- **MATERIAL FOR THIS EXERCISE**
------------------------------------------------
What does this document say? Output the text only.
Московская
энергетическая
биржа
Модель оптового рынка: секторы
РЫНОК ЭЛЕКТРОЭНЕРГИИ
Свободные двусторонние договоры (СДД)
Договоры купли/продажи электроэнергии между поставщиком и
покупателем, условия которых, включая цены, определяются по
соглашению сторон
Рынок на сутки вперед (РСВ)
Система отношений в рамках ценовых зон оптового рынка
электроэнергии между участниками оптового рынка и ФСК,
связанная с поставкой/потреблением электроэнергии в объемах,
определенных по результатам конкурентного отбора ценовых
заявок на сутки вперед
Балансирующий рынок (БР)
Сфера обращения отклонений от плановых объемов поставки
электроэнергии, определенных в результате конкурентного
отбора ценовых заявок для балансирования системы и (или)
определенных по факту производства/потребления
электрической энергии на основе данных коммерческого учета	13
------------------------------------------------
- **WHAT YOU HAVE TO DO**
Above are some records. Print them all exactly.

- **SOLUTION TO THE PROBLEM**
What does this document say? Output the text only.
Московская
энергетическая
биржа
Модель оптового рынка: секторы
РЫНОК ЭЛЕКТРОЭНЕРГИИ
Свободные двусторонние договоры (СДД)
Договоры купли/продажи электроэнергии между поставщиком и
покупателем, условия которых, включая цены, определяются по
соглашению сторон
Рынок на сутки вперед (РСВ)
Система отношений в рамках ценовых зон оптового рынка
электроэнергии между участниками оптового рынка и ФСК,
связанная с поставкой/потреблением электроэнергии в объемах,
определенных по результатам конкурентного отбора ценовых
заявок на сутки вперед
Балансирующий рынок (БР)
Сфера обращения отклонений от плановых объемов поставки
электроэнергии, определенных в результате конкурентного
отбора ценовых заявок для балансирования системы и (или)
определенных по факту производства/потребления
электрической энергии на основе данных коммерческого учета	13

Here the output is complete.